* _TESTO CITATO_:
•••••
Il sistema, a sua volta, può dirsi efficace quando è in grado di garantire all’impresa un presidio costante sui rischi fiscali. A tali fini, il sistema deve presentare i seguenti requisiti essenziali[12]:

  • Strategia fiscale;
  • Ruoli e responsabilità;
  • Procedure;
  • Monitoraggio;
  • Adattabilità al contesto interno ed esterno;
  • Relazione agli organi di gestione.

Si tratta, in estrema sintesi, di una valutazione di efficacia che si fonda sull’analisi del rischio specifico (anche tenuto conto delle dimensioni e delle singole attività dell’ente) della sua gestione/controllo, operata attraverso una precisa distinzione di ruoli ed un’andatura dinamica rispetto ai cambiamenti che riguardano il mercato e la legislazione fiscale.

Non v’è dubbio che sebbene i sistemi di controllo fiscale siano ristretti solo ad alcuni soggetti contribuenti, qualunque ente che voglia prevenire il rischio di commissioni dei reati tributari e che voglia adeguare il proprio modello organizzativo al rischio specifico, potrà prendere quale base di riferimento proprio i contenuti del tax control framework, anche perché alcuni elementi, questi richiamano evidentemente anche il Modello Organizzativo del D. Lgs 231/2001.

Tuttavia, sussistono alcune differenze tra questi due sistemi autonomi, ma simili, di controllo del rischio che bisogna tenere in debito conto.

Ad esempio, solo il D. Lgs 231/2001 prevede l’Organismo di Vigilanza (con le sue caratteristiche di autonomia ed indipendenza e con la finalità di vigilanza sul modello), nonché modalità di gestione delle risorse finanziarie idonee a impedire la commissione dei reati e sistema disciplinare che sanzioni il mancato rispetto delle misure indicate nel modello, né i contenuti indicati dal comma 2 bis, che si riferiscono sostanzialmente alle figure dei whistleblower, alle modalità delle loro segnalazioni e alla loro tutela.
•••••
* _RIGHE DI DATI_:
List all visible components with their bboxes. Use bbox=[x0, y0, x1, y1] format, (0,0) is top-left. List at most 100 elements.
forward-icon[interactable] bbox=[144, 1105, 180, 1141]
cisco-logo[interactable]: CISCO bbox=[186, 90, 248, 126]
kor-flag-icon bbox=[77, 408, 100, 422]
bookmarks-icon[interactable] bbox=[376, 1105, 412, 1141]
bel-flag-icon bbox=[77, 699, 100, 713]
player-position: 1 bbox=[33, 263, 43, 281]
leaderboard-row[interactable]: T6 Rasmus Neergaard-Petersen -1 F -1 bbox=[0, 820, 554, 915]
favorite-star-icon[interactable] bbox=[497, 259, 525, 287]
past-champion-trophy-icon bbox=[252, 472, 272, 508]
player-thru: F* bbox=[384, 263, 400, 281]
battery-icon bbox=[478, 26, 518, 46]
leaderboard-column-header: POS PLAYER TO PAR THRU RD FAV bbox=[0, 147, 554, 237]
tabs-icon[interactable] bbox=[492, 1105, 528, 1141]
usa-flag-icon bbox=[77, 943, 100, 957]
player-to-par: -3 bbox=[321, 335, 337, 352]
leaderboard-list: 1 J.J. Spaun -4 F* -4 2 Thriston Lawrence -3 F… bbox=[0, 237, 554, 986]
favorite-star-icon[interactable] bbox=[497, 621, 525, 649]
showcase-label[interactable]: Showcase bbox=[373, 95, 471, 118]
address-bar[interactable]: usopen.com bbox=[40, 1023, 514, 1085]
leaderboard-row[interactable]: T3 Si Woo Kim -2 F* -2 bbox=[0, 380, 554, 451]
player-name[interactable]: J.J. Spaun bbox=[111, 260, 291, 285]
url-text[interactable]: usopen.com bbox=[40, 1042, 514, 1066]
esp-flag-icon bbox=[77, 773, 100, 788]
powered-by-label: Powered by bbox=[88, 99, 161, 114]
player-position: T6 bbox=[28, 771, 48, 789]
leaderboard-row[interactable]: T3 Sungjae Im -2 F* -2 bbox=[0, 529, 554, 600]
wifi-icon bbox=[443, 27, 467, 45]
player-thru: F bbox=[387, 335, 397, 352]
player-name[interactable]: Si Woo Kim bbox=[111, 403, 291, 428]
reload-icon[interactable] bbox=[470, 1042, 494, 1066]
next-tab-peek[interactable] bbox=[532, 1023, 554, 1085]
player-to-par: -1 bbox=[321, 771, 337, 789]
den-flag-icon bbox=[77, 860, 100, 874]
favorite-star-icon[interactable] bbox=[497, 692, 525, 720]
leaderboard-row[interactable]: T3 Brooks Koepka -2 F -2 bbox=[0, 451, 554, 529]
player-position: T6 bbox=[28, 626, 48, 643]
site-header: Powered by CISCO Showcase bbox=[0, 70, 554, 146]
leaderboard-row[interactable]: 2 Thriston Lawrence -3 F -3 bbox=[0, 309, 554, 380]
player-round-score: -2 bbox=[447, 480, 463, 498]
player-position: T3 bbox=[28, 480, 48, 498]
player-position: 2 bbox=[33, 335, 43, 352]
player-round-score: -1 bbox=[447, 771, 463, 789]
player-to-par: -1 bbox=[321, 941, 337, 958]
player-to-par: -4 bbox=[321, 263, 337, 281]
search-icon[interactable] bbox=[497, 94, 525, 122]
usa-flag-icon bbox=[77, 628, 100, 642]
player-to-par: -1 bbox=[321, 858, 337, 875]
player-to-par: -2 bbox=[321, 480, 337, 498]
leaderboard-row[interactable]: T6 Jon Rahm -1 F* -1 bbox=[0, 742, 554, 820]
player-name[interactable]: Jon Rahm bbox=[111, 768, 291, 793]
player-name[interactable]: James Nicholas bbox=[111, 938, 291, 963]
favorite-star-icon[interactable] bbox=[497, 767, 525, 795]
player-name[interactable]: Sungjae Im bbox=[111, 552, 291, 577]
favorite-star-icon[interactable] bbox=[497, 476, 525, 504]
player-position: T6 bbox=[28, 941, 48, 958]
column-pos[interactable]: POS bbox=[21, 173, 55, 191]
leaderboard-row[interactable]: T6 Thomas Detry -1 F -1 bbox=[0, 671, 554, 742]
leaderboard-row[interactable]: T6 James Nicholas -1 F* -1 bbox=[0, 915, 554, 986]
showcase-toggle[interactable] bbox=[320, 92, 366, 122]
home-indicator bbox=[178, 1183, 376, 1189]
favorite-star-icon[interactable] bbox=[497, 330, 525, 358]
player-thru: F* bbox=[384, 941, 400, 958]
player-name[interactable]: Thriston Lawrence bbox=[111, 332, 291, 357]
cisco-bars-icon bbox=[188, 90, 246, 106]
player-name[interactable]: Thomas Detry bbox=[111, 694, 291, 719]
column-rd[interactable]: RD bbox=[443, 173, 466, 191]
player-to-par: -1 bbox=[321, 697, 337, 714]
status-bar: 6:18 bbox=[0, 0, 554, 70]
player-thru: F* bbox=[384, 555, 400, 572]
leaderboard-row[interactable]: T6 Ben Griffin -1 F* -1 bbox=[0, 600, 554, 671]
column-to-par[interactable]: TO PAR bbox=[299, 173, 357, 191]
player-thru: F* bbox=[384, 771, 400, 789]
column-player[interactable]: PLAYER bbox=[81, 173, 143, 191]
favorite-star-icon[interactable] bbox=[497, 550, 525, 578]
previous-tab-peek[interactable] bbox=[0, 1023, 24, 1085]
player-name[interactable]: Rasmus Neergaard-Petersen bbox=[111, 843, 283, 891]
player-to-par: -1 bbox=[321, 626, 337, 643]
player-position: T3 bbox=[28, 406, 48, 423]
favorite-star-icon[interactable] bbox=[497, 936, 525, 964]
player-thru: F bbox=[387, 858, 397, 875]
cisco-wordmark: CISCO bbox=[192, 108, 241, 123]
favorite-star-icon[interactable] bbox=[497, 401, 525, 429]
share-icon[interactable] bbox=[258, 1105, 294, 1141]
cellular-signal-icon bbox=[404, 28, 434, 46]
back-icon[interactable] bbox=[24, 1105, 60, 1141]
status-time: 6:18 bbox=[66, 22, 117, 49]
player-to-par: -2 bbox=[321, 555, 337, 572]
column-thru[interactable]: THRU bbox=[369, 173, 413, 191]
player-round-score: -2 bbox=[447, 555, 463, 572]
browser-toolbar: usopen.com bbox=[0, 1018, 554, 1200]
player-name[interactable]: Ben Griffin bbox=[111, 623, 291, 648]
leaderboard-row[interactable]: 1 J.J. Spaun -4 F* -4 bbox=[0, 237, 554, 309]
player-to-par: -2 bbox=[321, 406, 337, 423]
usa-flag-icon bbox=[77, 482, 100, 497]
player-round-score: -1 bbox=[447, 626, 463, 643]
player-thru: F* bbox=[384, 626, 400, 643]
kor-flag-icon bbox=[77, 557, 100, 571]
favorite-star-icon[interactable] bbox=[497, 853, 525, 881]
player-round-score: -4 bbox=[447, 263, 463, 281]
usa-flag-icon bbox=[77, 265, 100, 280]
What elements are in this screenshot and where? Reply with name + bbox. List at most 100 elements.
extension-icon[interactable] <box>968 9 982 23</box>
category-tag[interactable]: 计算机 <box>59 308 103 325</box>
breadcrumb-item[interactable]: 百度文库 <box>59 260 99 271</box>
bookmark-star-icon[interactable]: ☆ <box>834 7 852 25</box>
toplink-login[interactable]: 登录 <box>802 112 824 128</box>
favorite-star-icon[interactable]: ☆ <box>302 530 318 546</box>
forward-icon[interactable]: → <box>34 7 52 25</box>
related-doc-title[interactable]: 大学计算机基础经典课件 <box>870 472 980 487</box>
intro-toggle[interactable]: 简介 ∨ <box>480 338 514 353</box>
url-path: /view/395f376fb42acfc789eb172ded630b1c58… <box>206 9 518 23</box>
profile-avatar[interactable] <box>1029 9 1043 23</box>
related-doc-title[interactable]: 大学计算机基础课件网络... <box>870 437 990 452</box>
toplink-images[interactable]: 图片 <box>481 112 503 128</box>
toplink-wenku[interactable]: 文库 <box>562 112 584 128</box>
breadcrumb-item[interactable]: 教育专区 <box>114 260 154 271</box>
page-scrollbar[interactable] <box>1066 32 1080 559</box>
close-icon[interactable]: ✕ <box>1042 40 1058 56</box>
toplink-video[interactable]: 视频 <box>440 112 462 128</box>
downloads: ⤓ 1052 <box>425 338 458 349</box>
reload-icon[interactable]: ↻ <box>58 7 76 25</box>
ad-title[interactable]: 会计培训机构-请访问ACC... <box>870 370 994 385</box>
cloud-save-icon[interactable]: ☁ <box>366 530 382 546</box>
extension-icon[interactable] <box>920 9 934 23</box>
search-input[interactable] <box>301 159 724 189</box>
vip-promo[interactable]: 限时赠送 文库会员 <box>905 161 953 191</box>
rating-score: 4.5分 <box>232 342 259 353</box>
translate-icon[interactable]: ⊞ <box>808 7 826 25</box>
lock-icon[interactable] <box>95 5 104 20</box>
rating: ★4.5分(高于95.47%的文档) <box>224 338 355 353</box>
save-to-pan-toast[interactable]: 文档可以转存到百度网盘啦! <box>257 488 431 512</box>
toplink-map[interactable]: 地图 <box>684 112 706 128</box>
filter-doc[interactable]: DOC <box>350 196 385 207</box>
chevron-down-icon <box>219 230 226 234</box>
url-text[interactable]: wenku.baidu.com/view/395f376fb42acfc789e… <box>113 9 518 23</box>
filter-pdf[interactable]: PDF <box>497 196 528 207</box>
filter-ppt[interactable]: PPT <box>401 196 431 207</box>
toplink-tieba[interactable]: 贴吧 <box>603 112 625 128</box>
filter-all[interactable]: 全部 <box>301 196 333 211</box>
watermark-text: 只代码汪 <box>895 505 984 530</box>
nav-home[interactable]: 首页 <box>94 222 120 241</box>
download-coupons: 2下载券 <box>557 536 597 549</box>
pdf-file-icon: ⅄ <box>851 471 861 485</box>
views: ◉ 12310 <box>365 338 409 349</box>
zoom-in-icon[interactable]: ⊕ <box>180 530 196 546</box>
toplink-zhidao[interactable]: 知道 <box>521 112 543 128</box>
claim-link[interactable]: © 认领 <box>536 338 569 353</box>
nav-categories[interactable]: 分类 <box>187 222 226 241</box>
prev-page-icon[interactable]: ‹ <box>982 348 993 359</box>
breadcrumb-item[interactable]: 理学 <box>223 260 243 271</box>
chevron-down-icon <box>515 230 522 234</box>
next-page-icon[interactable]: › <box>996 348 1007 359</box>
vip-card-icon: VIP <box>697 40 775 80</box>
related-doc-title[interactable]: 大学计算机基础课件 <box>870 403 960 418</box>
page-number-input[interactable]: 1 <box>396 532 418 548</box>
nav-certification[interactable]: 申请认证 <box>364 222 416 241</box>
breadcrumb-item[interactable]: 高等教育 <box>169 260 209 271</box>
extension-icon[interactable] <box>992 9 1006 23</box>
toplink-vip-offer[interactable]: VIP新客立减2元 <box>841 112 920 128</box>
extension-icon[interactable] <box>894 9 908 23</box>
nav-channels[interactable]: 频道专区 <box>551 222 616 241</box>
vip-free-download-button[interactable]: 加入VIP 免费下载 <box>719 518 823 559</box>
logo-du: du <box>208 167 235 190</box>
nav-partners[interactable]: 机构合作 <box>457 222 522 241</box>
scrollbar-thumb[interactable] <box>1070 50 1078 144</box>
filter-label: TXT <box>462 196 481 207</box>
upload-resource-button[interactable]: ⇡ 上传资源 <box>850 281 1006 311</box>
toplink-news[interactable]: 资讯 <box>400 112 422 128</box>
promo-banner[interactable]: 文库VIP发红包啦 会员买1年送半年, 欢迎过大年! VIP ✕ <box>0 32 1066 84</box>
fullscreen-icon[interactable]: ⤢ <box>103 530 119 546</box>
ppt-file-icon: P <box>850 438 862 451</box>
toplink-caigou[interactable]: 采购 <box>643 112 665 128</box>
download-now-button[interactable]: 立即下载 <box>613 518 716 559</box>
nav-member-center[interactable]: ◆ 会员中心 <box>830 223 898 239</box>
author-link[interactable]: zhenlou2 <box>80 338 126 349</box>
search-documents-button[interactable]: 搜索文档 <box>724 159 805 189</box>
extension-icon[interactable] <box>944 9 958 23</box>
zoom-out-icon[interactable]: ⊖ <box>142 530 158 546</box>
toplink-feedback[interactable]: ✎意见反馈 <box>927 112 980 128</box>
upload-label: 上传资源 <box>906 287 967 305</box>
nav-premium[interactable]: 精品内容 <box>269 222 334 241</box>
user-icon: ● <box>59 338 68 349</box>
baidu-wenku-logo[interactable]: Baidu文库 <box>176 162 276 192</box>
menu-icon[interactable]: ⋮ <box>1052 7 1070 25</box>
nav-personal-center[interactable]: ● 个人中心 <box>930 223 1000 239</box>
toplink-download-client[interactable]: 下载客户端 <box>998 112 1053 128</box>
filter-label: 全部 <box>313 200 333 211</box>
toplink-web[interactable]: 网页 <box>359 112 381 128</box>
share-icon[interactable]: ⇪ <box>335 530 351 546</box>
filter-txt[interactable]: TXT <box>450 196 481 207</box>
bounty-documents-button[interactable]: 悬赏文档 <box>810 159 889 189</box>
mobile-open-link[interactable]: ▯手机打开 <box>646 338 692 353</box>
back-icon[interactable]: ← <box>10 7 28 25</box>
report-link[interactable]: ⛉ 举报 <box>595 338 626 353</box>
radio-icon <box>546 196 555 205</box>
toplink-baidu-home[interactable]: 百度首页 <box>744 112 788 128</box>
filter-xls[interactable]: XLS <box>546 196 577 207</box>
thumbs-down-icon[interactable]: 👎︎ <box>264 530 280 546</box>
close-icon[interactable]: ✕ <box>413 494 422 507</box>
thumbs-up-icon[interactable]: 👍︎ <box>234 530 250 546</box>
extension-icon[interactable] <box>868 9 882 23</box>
•••••
* _CONSEGNE_:
**a)** Elenca tutti i requisiti essenziali che, secondo il testo sul controllo del rischio fiscale, il sistema deve presentare.
**b)** Modifica i record dall'inizio fino alla riga con "bookmarks-icon[interactable] bbox=[376, 1105, 412, 1141]" compresa, sostituendo "forward-icon" con "back-icon" e lasciando invariato tutto il resto.

* _RISULTATI ATTESI_:
**a)**
- Strategia fiscale
- Ruoli e responsabilità
- Procedure
- Monitoraggio
- Adattabilità al contesto interno ed esterno
- Relazione agli organi di gestione

**b)**
List all visible components with their bboxes. Use bbox=[x0, y0, x1, y1] format, (0,0) is top-left. List at most 100 elements.
back-icon[interactable] bbox=[144, 1105, 180, 1141]
cisco-logo[interactable]: CISCO bbox=[186, 90, 248, 126]
kor-flag-icon bbox=[77, 408, 100, 422]
bookmarks-icon[interactable] bbox=[376, 1105, 412, 1141]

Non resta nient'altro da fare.